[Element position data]
*****
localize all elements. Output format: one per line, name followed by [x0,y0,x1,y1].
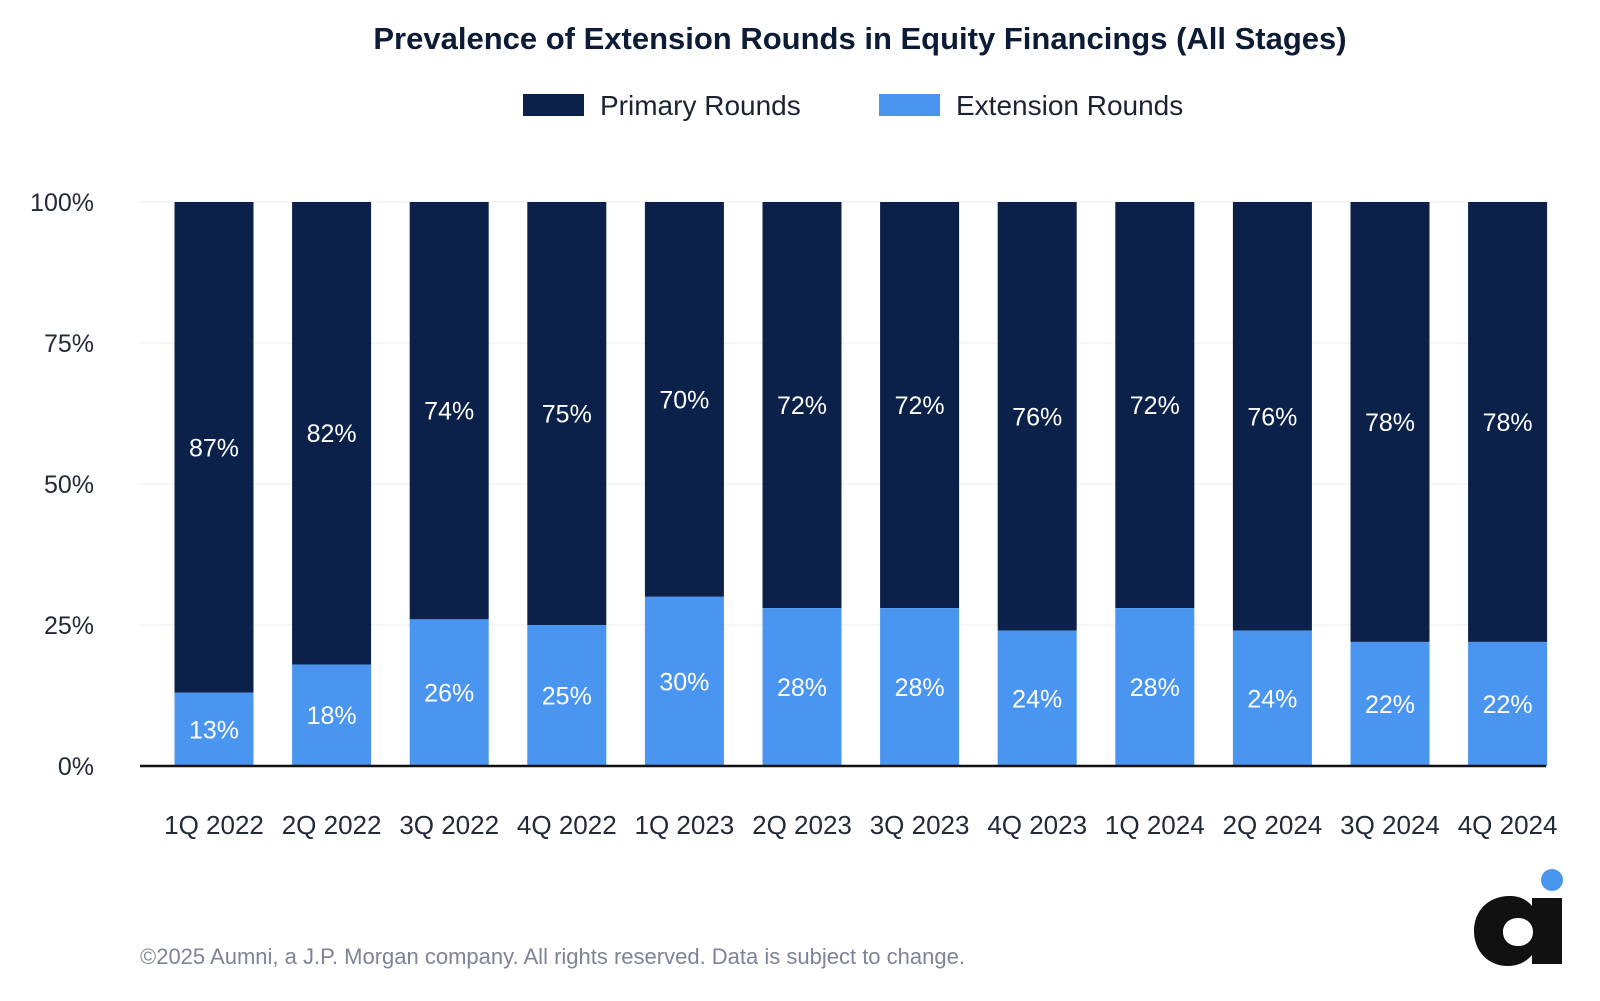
data-label-primary: 72% [895,392,945,420]
y-tick-label: 50% [44,471,94,499]
bar-extension-rounds [644,596,724,766]
aumni-logo-icon [1474,869,1563,966]
legend-swatch [879,94,940,116]
data-label-extension: 24% [1012,685,1062,713]
bar-extension-rounds [1350,641,1430,766]
logo-letter-a [1474,896,1562,966]
data-label-primary: 78% [1483,409,1533,437]
bar-extension-rounds [1232,630,1312,766]
bar-extension-rounds [527,625,607,766]
legend-swatch [523,94,584,116]
data-label-extension: 22% [1483,691,1533,719]
bar-primary-rounds [527,202,607,625]
data-label-extension: 30% [659,668,709,696]
data-label-extension: 22% [1365,691,1415,719]
legend-label: Extension Rounds [956,90,1183,121]
bar-extension-rounds [292,664,372,766]
bar-primary-rounds [1468,202,1548,642]
data-label-primary: 87% [189,434,239,462]
y-axis: 0% 25% 50% 75% 100% [30,189,94,781]
data-label-primary: 72% [777,392,827,420]
data-label-primary: 75% [542,401,592,429]
bar-primary-rounds [174,202,254,693]
data-label-extension: 13% [189,716,239,744]
x-tick-label: 1Q 2024 [1105,810,1205,840]
data-label-extension: 28% [777,674,827,702]
x-tick-label: 1Q 2023 [635,810,735,840]
x-tick-label: 4Q 2022 [517,810,617,840]
bar-primary-rounds [1232,202,1312,631]
data-label-primary: 78% [1365,409,1415,437]
x-tick-label: 4Q 2023 [987,810,1087,840]
data-label-primary: 82% [307,420,357,448]
data-label-extension: 28% [895,674,945,702]
data-label-primary: 74% [424,398,474,426]
data-label-extension: 24% [1247,685,1297,713]
logo-dot [1541,869,1563,891]
x-tick-label: 3Q 2023 [870,810,970,840]
data-label-extension: 25% [542,683,592,711]
bar-extension-rounds [880,608,960,766]
x-axis: 1Q 2022 2Q 2022 3Q 2022 4Q 2022 1Q 2023 2Q 20… [140,764,1558,840]
legend-label: Primary Rounds [600,90,801,121]
legend: Primary Rounds Extension Rounds [523,90,1183,121]
x-tick-label: 1Q 2022 [164,810,264,840]
y-tick-label: 75% [44,330,94,358]
bar-primary-rounds [1115,202,1195,609]
x-tick-label: 2Q 2023 [752,810,852,840]
y-tick-label: 25% [44,612,94,640]
bar-extension-rounds [1115,608,1195,766]
x-tick-label: 4Q 2024 [1458,810,1558,840]
bar-primary-rounds [762,202,842,609]
bar-primary-rounds [644,202,724,597]
bar-extension-rounds [409,619,489,766]
bar-extension-rounds [174,692,254,766]
chart-title: Prevalence of Extension Rounds in Equity… [373,21,1346,56]
bar-primary-rounds [997,202,1077,631]
data-label-primary: 72% [1130,392,1180,420]
data-label-extension: 28% [1130,674,1180,702]
x-tick-label: 2Q 2024 [1223,810,1323,840]
data-label-primary: 76% [1247,403,1297,431]
bar-primary-rounds [1350,202,1430,642]
y-tick-label: 100% [30,189,94,217]
data-label-extension: 18% [307,702,357,730]
x-tick-label: 3Q 2022 [399,810,499,840]
bar-primary-rounds [880,202,960,609]
x-tick-label: 2Q 2022 [282,810,382,840]
data-label-primary: 76% [1012,403,1062,431]
y-tick-label: 0% [58,753,94,781]
bar-extension-rounds [1468,641,1548,766]
bar-primary-rounds [292,202,372,665]
bars: 87% 13% 82% 18% 74% 26% 75% 25% 70% 30% 72% 28% 72% 2… [174,202,1548,766]
bar-primary-rounds [409,202,489,620]
x-tick-label: 3Q 2024 [1340,810,1440,840]
bar-extension-rounds [762,608,842,766]
copyright-footer: ©2025 Aumni, a J.P. Morgan company. All … [140,944,965,969]
data-label-primary: 70% [659,386,709,414]
data-label-extension: 26% [424,680,474,708]
bar-extension-rounds [997,630,1077,766]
*****
WHAT YOU NEED TO DO: Copy every line above word for word, leaving out the picture.

ANSWER FOR THIS EXERCISE:
localize all elements. Output format: one per line, name followed by [x0,y0,x1,y1].
data-label-primary: 72% [895,392,945,420]
y-tick-label: 50% [44,471,94,499]
bar-extension-rounds [644,596,724,766]
aumni-logo-icon [1474,869,1563,966]
legend-swatch [879,94,940,116]
data-label-extension: 24% [1012,685,1062,713]
bar-extension-rounds [1350,641,1430,766]
logo-letter-a [1474,896,1562,966]
data-label-primary: 78% [1483,409,1533,437]
bar-extension-rounds [1232,630,1312,766]
bar-extension-rounds [527,625,607,766]
legend-swatch [523,94,584,116]
data-label-extension: 22% [1483,691,1533,719]
bar-primary-rounds [527,202,607,625]
data-label-extension: 30% [659,668,709,696]
data-label-extension: 22% [1365,691,1415,719]
legend-label: Extension Rounds [956,90,1183,121]
bar-extension-rounds [292,664,372,766]
bar-primary-rounds [1468,202,1548,642]
data-label-primary: 87% [189,434,239,462]
y-axis: 0% 25% 50% 75% 100% [30,189,94,781]
data-label-primary: 72% [777,392,827,420]
data-label-primary: 75% [542,401,592,429]
bar-primary-rounds [174,202,254,693]
data-label-extension: 13% [189,716,239,744]
x-tick-label: 1Q 2024 [1105,810,1205,840]
data-label-extension: 28% [777,674,827,702]
x-tick-label: 1Q 2023 [635,810,735,840]
x-tick-label: 4Q 2022 [517,810,617,840]
bar-primary-rounds [1232,202,1312,631]
data-label-primary: 78% [1365,409,1415,437]
x-tick-label: 4Q 2023 [987,810,1087,840]
data-label-primary: 82% [307,420,357,448]
data-label-extension: 28% [895,674,945,702]
data-label-primary: 74% [424,398,474,426]
data-label-extension: 24% [1247,685,1297,713]
logo-dot [1541,869,1563,891]
x-tick-label: 3Q 2023 [870,810,970,840]
data-label-extension: 25% [542,683,592,711]
bar-extension-rounds [880,608,960,766]
x-axis: 1Q 2022 2Q 2022 3Q 2022 4Q 2022 1Q 2023 2Q 20… [140,764,1558,840]
legend-label: Primary Rounds [600,90,801,121]
legend: Primary Rounds Extension Rounds [523,90,1183,121]
x-tick-label: 1Q 2022 [164,810,264,840]
y-tick-label: 75% [44,330,94,358]
bar-primary-rounds [1115,202,1195,609]
x-tick-label: 2Q 2023 [752,810,852,840]
y-tick-label: 25% [44,612,94,640]
bar-extension-rounds [1115,608,1195,766]
x-tick-label: 4Q 2024 [1458,810,1558,840]
bar-primary-rounds [762,202,842,609]
bar-primary-rounds [644,202,724,597]
bar-extension-rounds [409,619,489,766]
bar-extension-rounds [174,692,254,766]
chart-title: Prevalence of Extension Rounds in Equity… [373,21,1346,56]
bar-primary-rounds [997,202,1077,631]
data-label-primary: 72% [1130,392,1180,420]
data-label-extension: 28% [1130,674,1180,702]
x-tick-label: 2Q 2024 [1223,810,1323,840]
data-label-primary: 76% [1247,403,1297,431]
bar-primary-rounds [1350,202,1430,642]
y-tick-label: 100% [30,189,94,217]
data-label-extension: 18% [307,702,357,730]
x-tick-label: 3Q 2022 [399,810,499,840]
bar-primary-rounds [880,202,960,609]
x-tick-label: 2Q 2022 [282,810,382,840]
data-label-primary: 76% [1012,403,1062,431]
y-tick-label: 0% [58,753,94,781]
bar-extension-rounds [1468,641,1548,766]
bar-primary-rounds [292,202,372,665]
bars: 87% 13% 82% 18% 74% 26% 75% 25% 70% 30% 72% 28% 72% 2… [174,202,1548,766]
bar-primary-rounds [409,202,489,620]
x-tick-label: 3Q 2024 [1340,810,1440,840]
bar-extension-rounds [762,608,842,766]
copyright-footer: ©2025 Aumni, a J.P. Morgan company. All … [140,944,965,969]
data-label-primary: 70% [659,386,709,414]
data-label-extension: 26% [424,680,474,708]
bar-extension-rounds [997,630,1077,766]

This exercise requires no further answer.